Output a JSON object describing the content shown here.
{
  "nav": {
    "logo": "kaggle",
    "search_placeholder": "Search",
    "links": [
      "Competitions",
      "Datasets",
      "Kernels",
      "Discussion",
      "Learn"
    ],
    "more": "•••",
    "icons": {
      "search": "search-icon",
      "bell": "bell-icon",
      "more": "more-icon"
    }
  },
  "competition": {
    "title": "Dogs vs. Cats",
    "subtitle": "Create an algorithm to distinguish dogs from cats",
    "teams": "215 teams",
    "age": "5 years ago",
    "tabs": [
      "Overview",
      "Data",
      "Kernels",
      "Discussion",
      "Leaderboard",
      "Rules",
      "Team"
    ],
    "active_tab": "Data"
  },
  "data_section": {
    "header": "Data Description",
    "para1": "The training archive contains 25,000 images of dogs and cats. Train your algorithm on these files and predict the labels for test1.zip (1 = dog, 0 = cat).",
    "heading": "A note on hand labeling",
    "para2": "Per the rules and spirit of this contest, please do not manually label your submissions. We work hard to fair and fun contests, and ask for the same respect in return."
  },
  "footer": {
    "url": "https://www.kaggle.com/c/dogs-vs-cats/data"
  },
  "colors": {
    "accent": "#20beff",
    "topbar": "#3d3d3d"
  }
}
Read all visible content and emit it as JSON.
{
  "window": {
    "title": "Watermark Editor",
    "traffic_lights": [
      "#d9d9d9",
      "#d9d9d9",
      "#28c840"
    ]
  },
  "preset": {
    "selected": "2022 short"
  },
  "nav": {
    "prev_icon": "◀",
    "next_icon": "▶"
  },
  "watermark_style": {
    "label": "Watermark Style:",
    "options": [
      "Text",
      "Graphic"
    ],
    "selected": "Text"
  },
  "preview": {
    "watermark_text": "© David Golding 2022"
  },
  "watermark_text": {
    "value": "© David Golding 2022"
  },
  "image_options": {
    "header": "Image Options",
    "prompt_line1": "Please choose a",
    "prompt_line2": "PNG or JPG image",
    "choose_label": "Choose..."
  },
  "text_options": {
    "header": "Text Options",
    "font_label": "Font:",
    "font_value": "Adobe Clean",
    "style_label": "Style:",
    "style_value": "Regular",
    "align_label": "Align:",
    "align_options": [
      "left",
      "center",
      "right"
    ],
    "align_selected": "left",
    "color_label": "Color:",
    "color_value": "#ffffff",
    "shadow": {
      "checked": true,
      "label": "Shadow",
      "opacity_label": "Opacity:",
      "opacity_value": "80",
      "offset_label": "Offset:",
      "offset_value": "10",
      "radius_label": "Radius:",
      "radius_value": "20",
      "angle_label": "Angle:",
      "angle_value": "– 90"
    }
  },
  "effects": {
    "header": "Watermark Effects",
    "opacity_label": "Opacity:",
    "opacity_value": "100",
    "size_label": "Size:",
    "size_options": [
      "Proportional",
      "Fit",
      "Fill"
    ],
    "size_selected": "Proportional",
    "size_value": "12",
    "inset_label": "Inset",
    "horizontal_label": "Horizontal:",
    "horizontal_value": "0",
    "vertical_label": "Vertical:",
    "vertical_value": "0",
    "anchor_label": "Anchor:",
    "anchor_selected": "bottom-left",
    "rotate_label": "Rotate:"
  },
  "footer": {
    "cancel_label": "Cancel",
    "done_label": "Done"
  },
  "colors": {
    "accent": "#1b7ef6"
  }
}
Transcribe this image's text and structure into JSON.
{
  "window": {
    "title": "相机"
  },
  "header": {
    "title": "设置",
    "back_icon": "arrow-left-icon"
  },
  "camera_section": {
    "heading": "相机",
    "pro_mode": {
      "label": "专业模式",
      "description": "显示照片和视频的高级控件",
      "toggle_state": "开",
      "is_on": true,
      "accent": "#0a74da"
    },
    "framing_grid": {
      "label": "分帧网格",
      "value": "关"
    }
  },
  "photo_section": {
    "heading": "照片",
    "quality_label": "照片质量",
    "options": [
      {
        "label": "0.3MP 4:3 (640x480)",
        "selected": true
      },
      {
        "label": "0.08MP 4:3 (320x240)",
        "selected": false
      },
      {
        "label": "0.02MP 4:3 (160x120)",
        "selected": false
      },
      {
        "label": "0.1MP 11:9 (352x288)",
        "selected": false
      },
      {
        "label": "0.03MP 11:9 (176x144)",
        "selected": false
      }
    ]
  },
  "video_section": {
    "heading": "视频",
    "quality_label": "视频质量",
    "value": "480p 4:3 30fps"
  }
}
========
Requirement
Find every line in the listing that holds the string "Golding", then say how many there are as a bare number.

The solution
2